TO DO → Return all entries precisely as they stand, without the images.

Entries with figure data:
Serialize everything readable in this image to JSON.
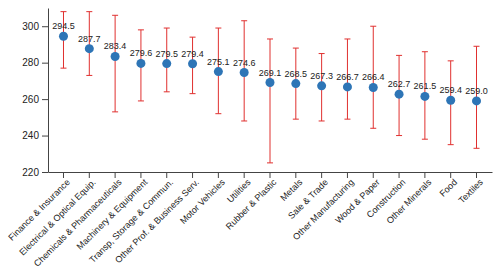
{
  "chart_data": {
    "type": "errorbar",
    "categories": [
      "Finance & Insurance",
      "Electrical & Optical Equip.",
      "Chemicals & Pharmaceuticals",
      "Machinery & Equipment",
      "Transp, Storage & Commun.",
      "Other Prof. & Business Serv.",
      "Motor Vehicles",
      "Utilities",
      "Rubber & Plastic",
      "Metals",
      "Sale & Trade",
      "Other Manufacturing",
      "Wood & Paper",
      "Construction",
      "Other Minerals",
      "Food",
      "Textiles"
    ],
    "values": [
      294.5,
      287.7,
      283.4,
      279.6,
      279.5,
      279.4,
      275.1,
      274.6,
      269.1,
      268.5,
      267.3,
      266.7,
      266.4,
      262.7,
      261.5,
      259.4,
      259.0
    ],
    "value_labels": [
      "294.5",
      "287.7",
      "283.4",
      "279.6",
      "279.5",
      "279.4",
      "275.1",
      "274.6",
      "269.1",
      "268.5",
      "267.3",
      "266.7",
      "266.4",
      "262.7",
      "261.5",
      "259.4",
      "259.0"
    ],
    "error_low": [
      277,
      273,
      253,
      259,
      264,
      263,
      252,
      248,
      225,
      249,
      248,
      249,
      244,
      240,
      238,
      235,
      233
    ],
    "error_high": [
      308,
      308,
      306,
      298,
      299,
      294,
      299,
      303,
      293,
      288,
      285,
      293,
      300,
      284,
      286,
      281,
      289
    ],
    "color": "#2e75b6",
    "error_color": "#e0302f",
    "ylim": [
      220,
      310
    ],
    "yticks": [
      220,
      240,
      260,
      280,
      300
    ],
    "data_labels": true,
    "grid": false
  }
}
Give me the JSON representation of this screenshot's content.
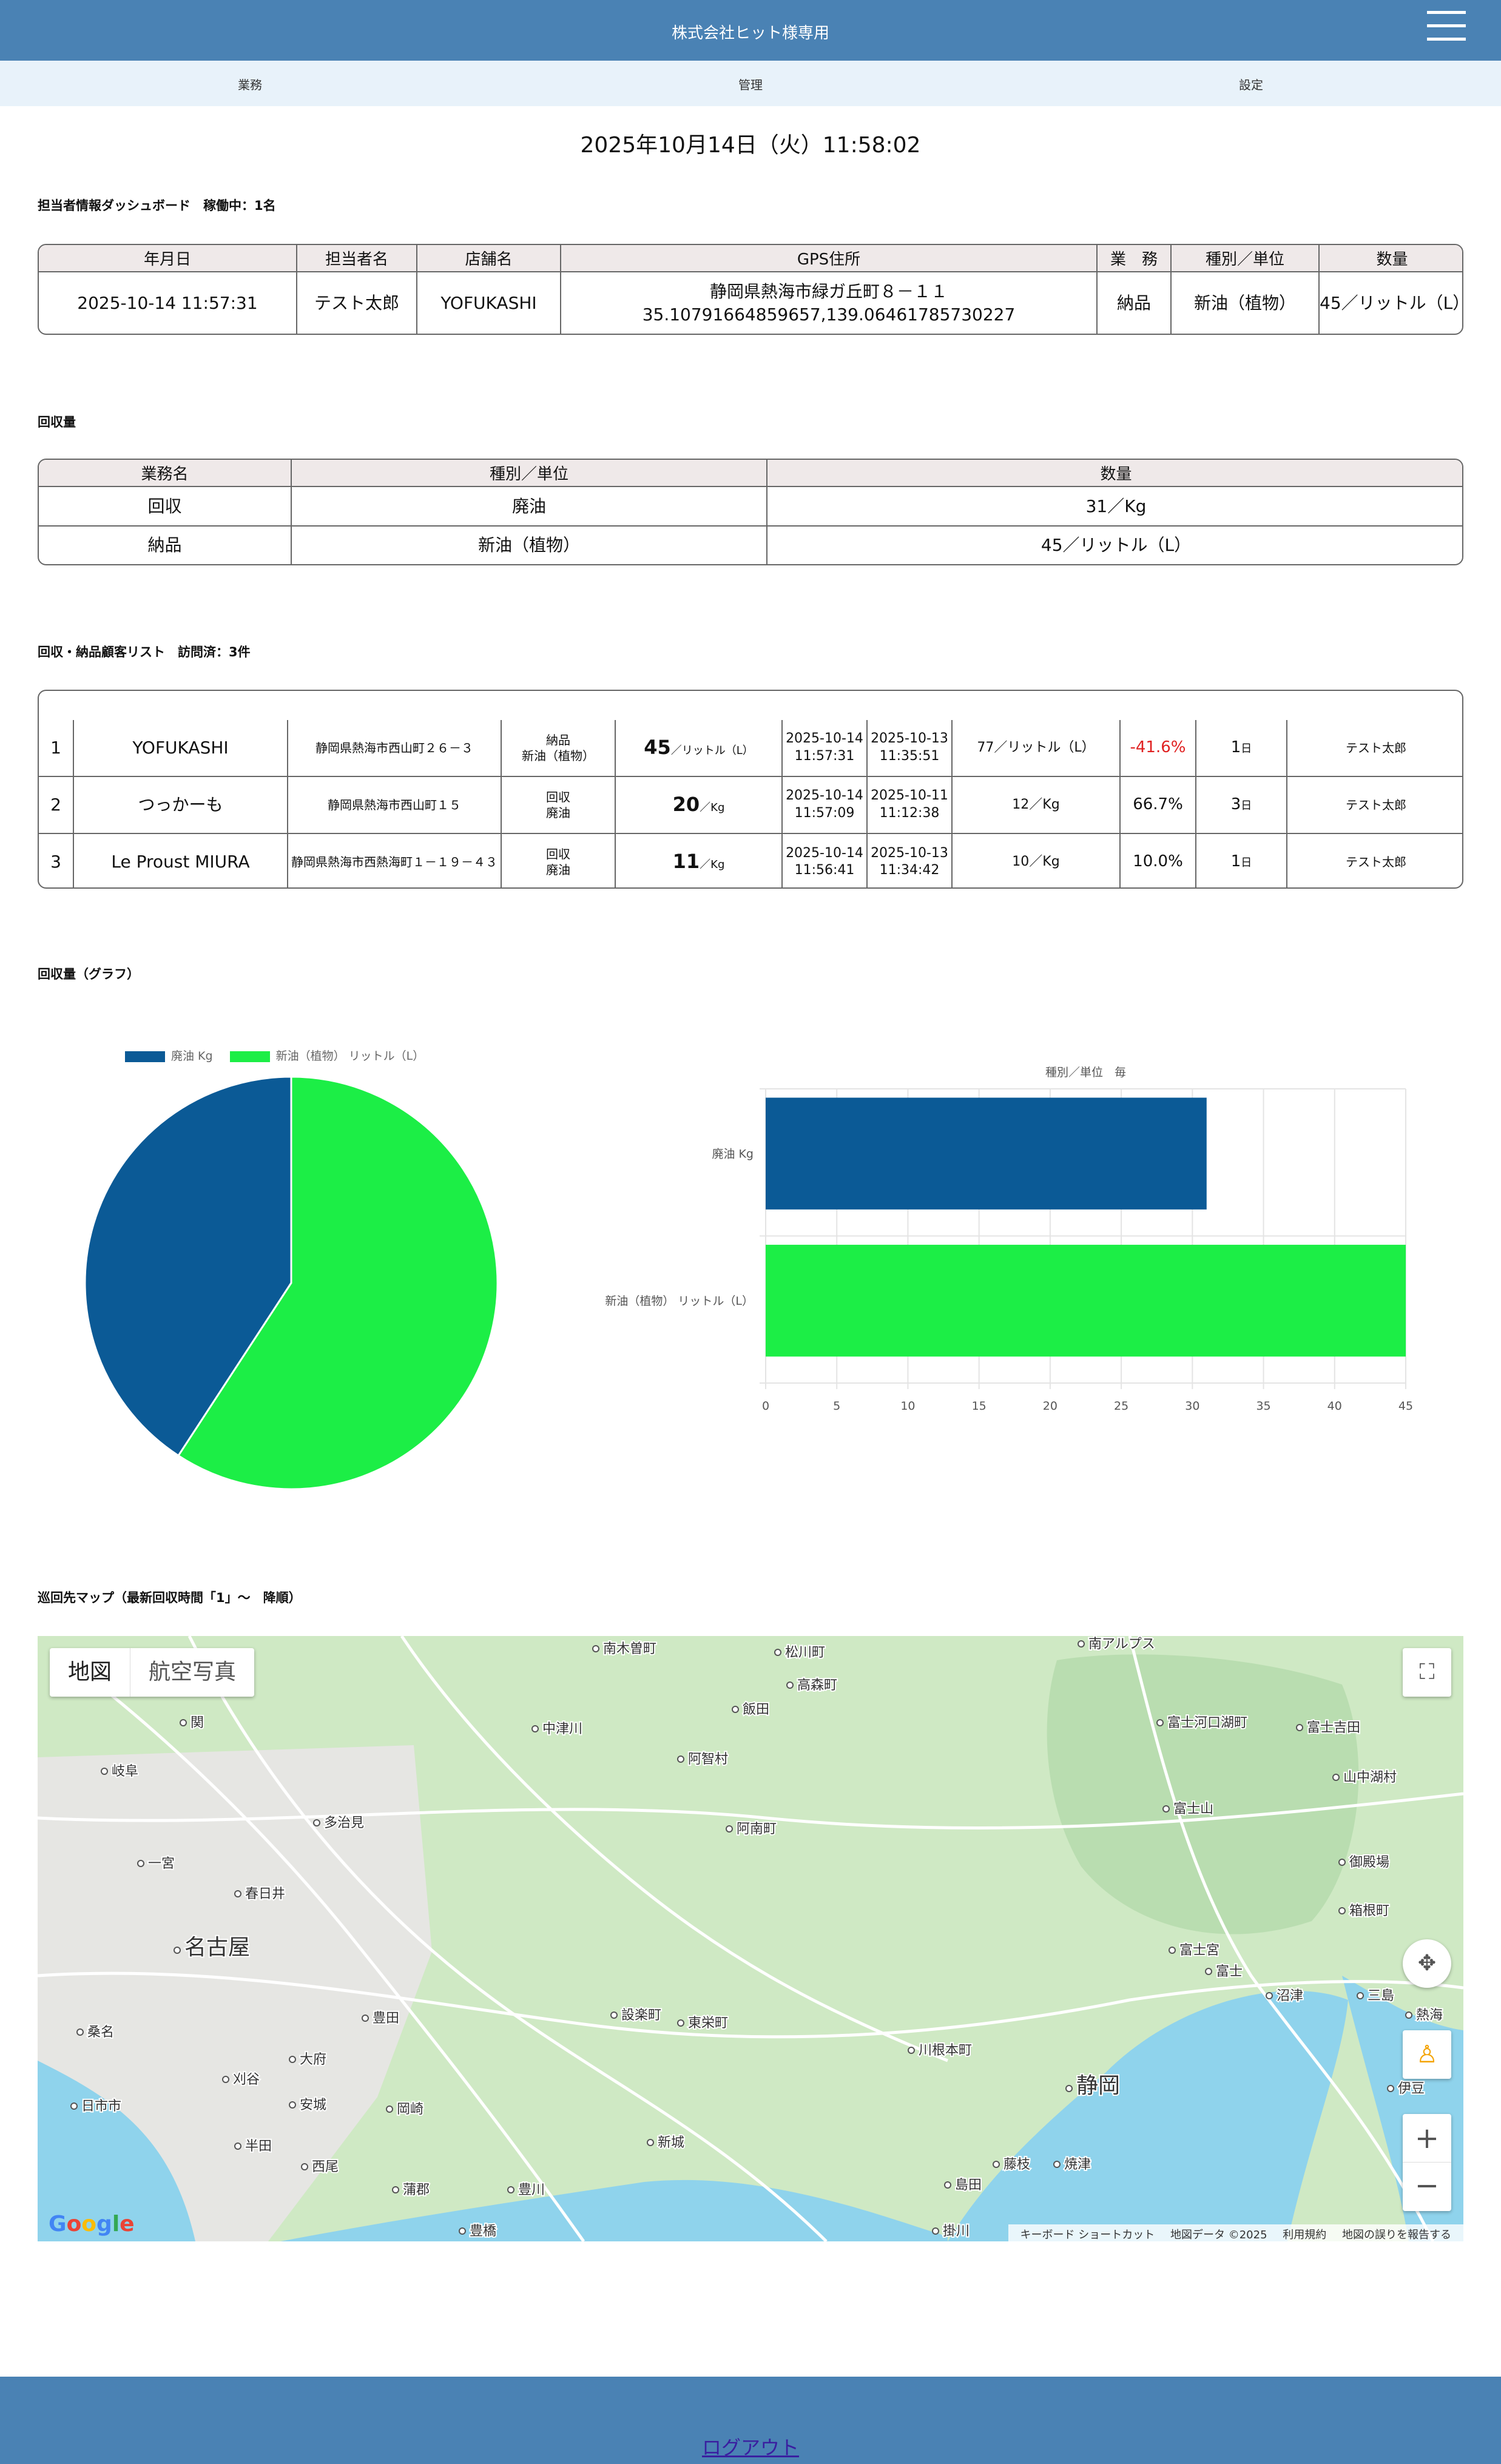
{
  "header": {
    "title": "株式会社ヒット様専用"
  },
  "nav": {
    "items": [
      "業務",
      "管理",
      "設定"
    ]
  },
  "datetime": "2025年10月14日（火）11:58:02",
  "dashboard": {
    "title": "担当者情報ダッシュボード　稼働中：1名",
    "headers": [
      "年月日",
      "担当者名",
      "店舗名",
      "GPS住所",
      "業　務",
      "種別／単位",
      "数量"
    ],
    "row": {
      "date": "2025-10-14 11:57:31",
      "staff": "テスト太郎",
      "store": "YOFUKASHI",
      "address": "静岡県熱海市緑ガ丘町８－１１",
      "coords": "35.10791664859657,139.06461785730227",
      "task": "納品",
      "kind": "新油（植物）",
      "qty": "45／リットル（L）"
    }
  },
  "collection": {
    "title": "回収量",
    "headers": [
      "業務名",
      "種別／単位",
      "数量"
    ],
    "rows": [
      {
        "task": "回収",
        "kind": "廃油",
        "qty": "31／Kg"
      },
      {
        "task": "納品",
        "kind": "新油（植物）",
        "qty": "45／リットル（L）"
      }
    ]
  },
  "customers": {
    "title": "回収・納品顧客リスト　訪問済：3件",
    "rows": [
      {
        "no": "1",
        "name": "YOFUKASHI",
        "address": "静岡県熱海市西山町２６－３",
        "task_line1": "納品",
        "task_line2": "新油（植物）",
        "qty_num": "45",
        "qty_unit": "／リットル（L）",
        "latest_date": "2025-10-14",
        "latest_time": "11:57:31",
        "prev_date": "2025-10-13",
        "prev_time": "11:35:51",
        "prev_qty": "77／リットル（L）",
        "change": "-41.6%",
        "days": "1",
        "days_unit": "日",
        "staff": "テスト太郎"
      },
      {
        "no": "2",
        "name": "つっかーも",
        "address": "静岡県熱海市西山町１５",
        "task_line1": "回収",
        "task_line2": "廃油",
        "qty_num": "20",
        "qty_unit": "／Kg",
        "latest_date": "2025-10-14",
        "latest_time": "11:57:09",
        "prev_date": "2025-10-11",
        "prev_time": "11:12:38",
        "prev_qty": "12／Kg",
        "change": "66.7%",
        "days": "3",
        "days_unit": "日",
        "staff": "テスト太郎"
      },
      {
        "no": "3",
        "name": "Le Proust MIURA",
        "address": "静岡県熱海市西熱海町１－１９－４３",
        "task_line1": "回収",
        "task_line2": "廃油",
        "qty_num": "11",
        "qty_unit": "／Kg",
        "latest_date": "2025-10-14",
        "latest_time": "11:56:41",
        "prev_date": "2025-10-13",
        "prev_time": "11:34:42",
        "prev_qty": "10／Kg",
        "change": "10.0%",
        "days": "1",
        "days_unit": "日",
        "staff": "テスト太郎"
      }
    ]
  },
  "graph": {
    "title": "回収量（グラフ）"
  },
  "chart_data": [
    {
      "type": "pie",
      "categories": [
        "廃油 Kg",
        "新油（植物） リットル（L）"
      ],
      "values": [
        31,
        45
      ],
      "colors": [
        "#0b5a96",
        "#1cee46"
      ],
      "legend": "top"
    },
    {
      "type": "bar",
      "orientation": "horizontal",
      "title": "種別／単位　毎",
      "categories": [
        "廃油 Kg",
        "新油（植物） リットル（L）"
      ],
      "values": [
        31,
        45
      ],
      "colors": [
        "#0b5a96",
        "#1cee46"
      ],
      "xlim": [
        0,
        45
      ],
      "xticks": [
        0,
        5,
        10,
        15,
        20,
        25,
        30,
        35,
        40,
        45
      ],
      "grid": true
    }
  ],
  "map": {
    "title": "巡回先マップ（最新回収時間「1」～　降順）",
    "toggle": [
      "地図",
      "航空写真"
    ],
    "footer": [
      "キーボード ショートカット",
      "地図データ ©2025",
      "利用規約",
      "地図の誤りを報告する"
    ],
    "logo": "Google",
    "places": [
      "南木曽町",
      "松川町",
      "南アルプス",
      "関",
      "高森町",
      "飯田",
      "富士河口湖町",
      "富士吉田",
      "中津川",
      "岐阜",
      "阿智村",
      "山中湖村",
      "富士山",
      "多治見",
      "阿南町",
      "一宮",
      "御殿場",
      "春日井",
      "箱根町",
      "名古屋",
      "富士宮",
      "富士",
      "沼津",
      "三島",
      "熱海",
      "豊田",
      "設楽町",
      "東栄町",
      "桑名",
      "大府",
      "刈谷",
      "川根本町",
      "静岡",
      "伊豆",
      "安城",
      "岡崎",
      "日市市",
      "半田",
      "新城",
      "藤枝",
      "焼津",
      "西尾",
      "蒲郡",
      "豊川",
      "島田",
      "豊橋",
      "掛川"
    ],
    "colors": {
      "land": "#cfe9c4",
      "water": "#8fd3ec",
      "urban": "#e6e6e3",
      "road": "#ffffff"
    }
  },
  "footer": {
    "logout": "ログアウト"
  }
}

EXERCISE OUTPUT →
Serialize everything readable in this image to JSON.
{
  "chart_data": {
    "type": "errorbar",
    "categories": [
      "Finance & Insurance",
      "Electrical & Optical Equip.",
      "Chemicals & Pharmaceuticals",
      "Machinery & Equipment",
      "Transp, Storage & Commun.",
      "Other Prof. & Business Serv.",
      "Motor Vehicles",
      "Utilities",
      "Rubber & Plastic",
      "Metals",
      "Sale & Trade",
      "Other Manufacturing",
      "Wood & Paper",
      "Construction",
      "Other Minerals",
      "Food",
      "Textiles"
    ],
    "values": [
      294.5,
      287.7,
      283.4,
      279.6,
      279.5,
      279.4,
      275.1,
      274.6,
      269.1,
      268.5,
      267.3,
      266.7,
      266.4,
      262.7,
      261.5,
      259.4,
      259.0
    ],
    "value_labels": [
      "294.5",
      "287.7",
      "283.4",
      "279.6",
      "279.5",
      "279.4",
      "275.1",
      "274.6",
      "269.1",
      "268.5",
      "267.3",
      "266.7",
      "266.4",
      "262.7",
      "261.5",
      "259.4",
      "259.0"
    ],
    "error_low": [
      277,
      273,
      253,
      259,
      264,
      263,
      252,
      248,
      225,
      249,
      248,
      249,
      244,
      240,
      238,
      235,
      233
    ],
    "error_high": [
      308,
      308,
      306,
      298,
      299,
      294,
      299,
      303,
      293,
      288,
      285,
      293,
      300,
      284,
      286,
      281,
      289
    ],
    "color": "#2e75b6",
    "error_color": "#e0302f",
    "ylim": [
      220,
      310
    ],
    "yticks": [
      220,
      240,
      260,
      280,
      300
    ],
    "data_labels": true,
    "grid": false
  }
}
Give me the JSON representation of this screenshot's content.
{
  "header": {
    "title": "株式会社ヒット様専用"
  },
  "nav": {
    "items": [
      "業務",
      "管理",
      "設定"
    ]
  },
  "datetime": "2025年10月14日（火）11:58:02",
  "dashboard": {
    "title": "担当者情報ダッシュボード　稼働中：1名",
    "headers": [
      "年月日",
      "担当者名",
      "店舗名",
      "GPS住所",
      "業　務",
      "種別／単位",
      "数量"
    ],
    "row": {
      "date": "2025-10-14 11:57:31",
      "staff": "テスト太郎",
      "store": "YOFUKASHI",
      "address": "静岡県熱海市緑ガ丘町８－１１",
      "coords": "35.10791664859657,139.06461785730227",
      "task": "納品",
      "kind": "新油（植物）",
      "qty": "45／リットル（L）"
    }
  },
  "collection": {
    "title": "回収量",
    "headers": [
      "業務名",
      "種別／単位",
      "数量"
    ],
    "rows": [
      {
        "task": "回収",
        "kind": "廃油",
        "qty": "31／Kg"
      },
      {
        "task": "納品",
        "kind": "新油（植物）",
        "qty": "45／リットル（L）"
      }
    ]
  },
  "customers": {
    "title": "回収・納品顧客リスト　訪問済：3件",
    "rows": [
      {
        "no": "1",
        "name": "YOFUKASHI",
        "address": "静岡県熱海市西山町２６－３",
        "task_line1": "納品",
        "task_line2": "新油（植物）",
        "qty_num": "45",
        "qty_unit": "／リットル（L）",
        "latest_date": "2025-10-14",
        "latest_time": "11:57:31",
        "prev_date": "2025-10-13",
        "prev_time": "11:35:51",
        "prev_qty": "77／リットル（L）",
        "change": "-41.6%",
        "days": "1",
        "days_unit": "日",
        "staff": "テスト太郎"
      },
      {
        "no": "2",
        "name": "つっかーも",
        "address": "静岡県熱海市西山町１５",
        "task_line1": "回収",
        "task_line2": "廃油",
        "qty_num": "20",
        "qty_unit": "／Kg",
        "latest_date": "2025-10-14",
        "latest_time": "11:57:09",
        "prev_date": "2025-10-11",
        "prev_time": "11:12:38",
        "prev_qty": "12／Kg",
        "change": "66.7%",
        "days": "3",
        "days_unit": "日",
        "staff": "テスト太郎"
      },
      {
        "no": "3",
        "name": "Le Proust MIURA",
        "address": "静岡県熱海市西熱海町１－１９－４３",
        "task_line1": "回収",
        "task_line2": "廃油",
        "qty_num": "11",
        "qty_unit": "／Kg",
        "latest_date": "2025-10-14",
        "latest_time": "11:56:41",
        "prev_date": "2025-10-13",
        "prev_time": "11:34:42",
        "prev_qty": "10／Kg",
        "change": "10.0%",
        "days": "1",
        "days_unit": "日",
        "staff": "テスト太郎"
      }
    ]
  },
  "graph": {
    "title": "回収量（グラフ）"
  },
  "chart_data": [
    {
      "type": "pie",
      "categories": [
        "廃油 Kg",
        "新油（植物） リットル（L）"
      ],
      "values": [
        31,
        45
      ],
      "colors": [
        "#0b5a96",
        "#1cee46"
      ],
      "legend": "top"
    },
    {
      "type": "bar",
      "orientation": "horizontal",
      "title": "種別／単位　毎",
      "categories": [
        "廃油 Kg",
        "新油（植物） リットル（L）"
      ],
      "values": [
        31,
        45
      ],
      "colors": [
        "#0b5a96",
        "#1cee46"
      ],
      "xlim": [
        0,
        45
      ],
      "xticks": [
        0,
        5,
        10,
        15,
        20,
        25,
        30,
        35,
        40,
        45
      ],
      "grid": true
    }
  ],
  "map": {
    "title": "巡回先マップ（最新回収時間「1」～　降順）",
    "toggle": [
      "地図",
      "航空写真"
    ],
    "footer": [
      "キーボード ショートカット",
      "地図データ ©2025",
      "利用規約",
      "地図の誤りを報告する"
    ],
    "logo": "Google",
    "places": [
      "南木曽町",
      "松川町",
      "南アルプス",
      "関",
      "高森町",
      "飯田",
      "富士河口湖町",
      "富士吉田",
      "中津川",
      "岐阜",
      "阿智村",
      "山中湖村",
      "富士山",
      "多治見",
      "阿南町",
      "一宮",
      "御殿場",
      "春日井",
      "箱根町",
      "名古屋",
      "富士宮",
      "富士",
      "沼津",
      "三島",
      "熱海",
      "豊田",
      "設楽町",
      "東栄町",
      "桑名",
      "大府",
      "刈谷",
      "川根本町",
      "静岡",
      "伊豆",
      "安城",
      "岡崎",
      "日市市",
      "半田",
      "新城",
      "藤枝",
      "焼津",
      "西尾",
      "蒲郡",
      "豊川",
      "島田",
      "豊橋",
      "掛川"
    ],
    "colors": {
      "land": "#cfe9c4",
      "water": "#8fd3ec",
      "urban": "#e6e6e3",
      "road": "#ffffff"
    }
  },
  "footer": {
    "logout": "ログアウト"
  }
}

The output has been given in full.